_Task objective_
Write out all the entries word for word and omit any pictures.
* begin *
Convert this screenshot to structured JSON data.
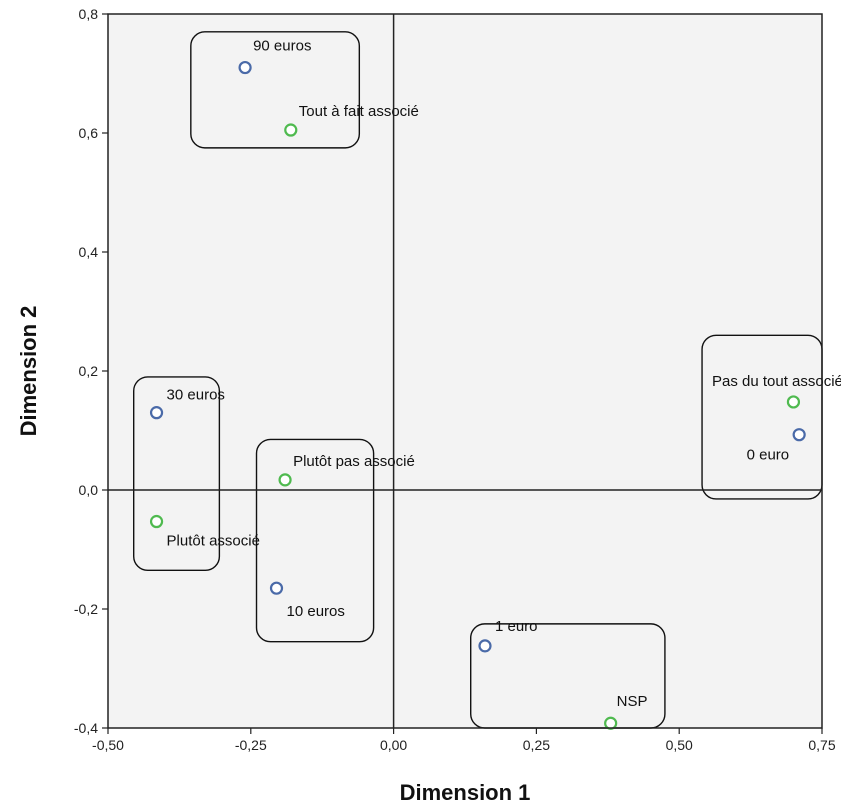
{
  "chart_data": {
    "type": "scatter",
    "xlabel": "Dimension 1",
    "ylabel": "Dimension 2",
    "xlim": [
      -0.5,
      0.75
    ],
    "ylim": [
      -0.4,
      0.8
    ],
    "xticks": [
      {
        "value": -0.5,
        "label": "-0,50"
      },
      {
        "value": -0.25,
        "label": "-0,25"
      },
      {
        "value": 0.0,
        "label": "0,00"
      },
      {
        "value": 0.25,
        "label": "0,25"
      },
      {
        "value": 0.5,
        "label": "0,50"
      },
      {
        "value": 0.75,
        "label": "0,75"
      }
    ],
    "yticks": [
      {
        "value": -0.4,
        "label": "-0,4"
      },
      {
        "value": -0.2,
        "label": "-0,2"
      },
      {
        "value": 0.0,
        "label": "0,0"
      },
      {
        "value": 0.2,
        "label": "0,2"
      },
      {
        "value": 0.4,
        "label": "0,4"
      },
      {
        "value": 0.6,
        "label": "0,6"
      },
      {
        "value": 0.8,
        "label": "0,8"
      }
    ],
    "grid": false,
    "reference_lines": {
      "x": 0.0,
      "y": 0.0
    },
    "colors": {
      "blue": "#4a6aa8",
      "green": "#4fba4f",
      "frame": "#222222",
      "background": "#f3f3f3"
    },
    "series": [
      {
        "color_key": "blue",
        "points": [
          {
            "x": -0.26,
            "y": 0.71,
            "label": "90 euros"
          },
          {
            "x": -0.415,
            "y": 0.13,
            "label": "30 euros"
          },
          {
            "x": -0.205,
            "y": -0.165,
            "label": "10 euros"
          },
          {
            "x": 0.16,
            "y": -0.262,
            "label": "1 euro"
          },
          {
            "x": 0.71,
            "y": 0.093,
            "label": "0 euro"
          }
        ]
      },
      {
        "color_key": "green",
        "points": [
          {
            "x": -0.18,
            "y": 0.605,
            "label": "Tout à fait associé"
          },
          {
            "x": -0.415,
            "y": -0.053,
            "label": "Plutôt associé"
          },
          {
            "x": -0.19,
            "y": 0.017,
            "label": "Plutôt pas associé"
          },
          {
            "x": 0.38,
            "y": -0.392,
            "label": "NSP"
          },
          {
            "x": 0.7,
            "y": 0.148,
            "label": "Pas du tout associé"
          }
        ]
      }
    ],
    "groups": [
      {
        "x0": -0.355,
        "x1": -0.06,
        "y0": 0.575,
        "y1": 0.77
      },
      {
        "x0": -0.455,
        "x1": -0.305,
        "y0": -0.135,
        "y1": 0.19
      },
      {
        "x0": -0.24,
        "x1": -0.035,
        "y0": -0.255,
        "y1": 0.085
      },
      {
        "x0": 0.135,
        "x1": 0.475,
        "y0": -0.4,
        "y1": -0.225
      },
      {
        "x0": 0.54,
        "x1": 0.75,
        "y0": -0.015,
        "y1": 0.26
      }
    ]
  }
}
* end *
_The result_
Convert this screenshot to structured JSON data.
{
  "chart_data": {
    "type": "scatter",
    "xlabel": "Dimension 1",
    "ylabel": "Dimension 2",
    "xlim": [
      -0.5,
      0.75
    ],
    "ylim": [
      -0.4,
      0.8
    ],
    "xticks": [
      {
        "value": -0.5,
        "label": "-0,50"
      },
      {
        "value": -0.25,
        "label": "-0,25"
      },
      {
        "value": 0.0,
        "label": "0,00"
      },
      {
        "value": 0.25,
        "label": "0,25"
      },
      {
        "value": 0.5,
        "label": "0,50"
      },
      {
        "value": 0.75,
        "label": "0,75"
      }
    ],
    "yticks": [
      {
        "value": -0.4,
        "label": "-0,4"
      },
      {
        "value": -0.2,
        "label": "-0,2"
      },
      {
        "value": 0.0,
        "label": "0,0"
      },
      {
        "value": 0.2,
        "label": "0,2"
      },
      {
        "value": 0.4,
        "label": "0,4"
      },
      {
        "value": 0.6,
        "label": "0,6"
      },
      {
        "value": 0.8,
        "label": "0,8"
      }
    ],
    "grid": false,
    "reference_lines": {
      "x": 0.0,
      "y": 0.0
    },
    "colors": {
      "blue": "#4a6aa8",
      "green": "#4fba4f",
      "frame": "#222222",
      "background": "#f3f3f3"
    },
    "series": [
      {
        "color_key": "blue",
        "points": [
          {
            "x": -0.26,
            "y": 0.71,
            "label": "90 euros"
          },
          {
            "x": -0.415,
            "y": 0.13,
            "label": "30 euros"
          },
          {
            "x": -0.205,
            "y": -0.165,
            "label": "10 euros"
          },
          {
            "x": 0.16,
            "y": -0.262,
            "label": "1 euro"
          },
          {
            "x": 0.71,
            "y": 0.093,
            "label": "0 euro"
          }
        ]
      },
      {
        "color_key": "green",
        "points": [
          {
            "x": -0.18,
            "y": 0.605,
            "label": "Tout à fait associé"
          },
          {
            "x": -0.415,
            "y": -0.053,
            "label": "Plutôt associé"
          },
          {
            "x": -0.19,
            "y": 0.017,
            "label": "Plutôt pas associé"
          },
          {
            "x": 0.38,
            "y": -0.392,
            "label": "NSP"
          },
          {
            "x": 0.7,
            "y": 0.148,
            "label": "Pas du tout associé"
          }
        ]
      }
    ],
    "groups": [
      {
        "x0": -0.355,
        "x1": -0.06,
        "y0": 0.575,
        "y1": 0.77
      },
      {
        "x0": -0.455,
        "x1": -0.305,
        "y0": -0.135,
        "y1": 0.19
      },
      {
        "x0": -0.24,
        "x1": -0.035,
        "y0": -0.255,
        "y1": 0.085
      },
      {
        "x0": 0.135,
        "x1": 0.475,
        "y0": -0.4,
        "y1": -0.225
      },
      {
        "x0": 0.54,
        "x1": 0.75,
        "y0": -0.015,
        "y1": 0.26
      }
    ]
  }
}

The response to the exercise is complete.